BEGIN RECORDS
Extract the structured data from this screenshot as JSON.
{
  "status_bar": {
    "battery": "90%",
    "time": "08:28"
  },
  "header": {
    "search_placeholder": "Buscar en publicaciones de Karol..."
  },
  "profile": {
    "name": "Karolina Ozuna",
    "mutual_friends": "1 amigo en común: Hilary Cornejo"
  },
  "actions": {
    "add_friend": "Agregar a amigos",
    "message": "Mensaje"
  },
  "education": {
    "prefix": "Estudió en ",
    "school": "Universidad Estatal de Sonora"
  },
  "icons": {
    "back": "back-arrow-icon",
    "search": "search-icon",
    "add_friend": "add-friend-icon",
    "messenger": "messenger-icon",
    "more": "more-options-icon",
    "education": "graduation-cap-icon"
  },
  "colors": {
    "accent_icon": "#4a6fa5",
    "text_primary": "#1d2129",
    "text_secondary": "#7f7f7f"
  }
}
END RECORDS
> SET PROBLEM
Determine how many lines in the listing above hold the string "education", then write only the number.

> ANSWER TO THIS EXERCISE
2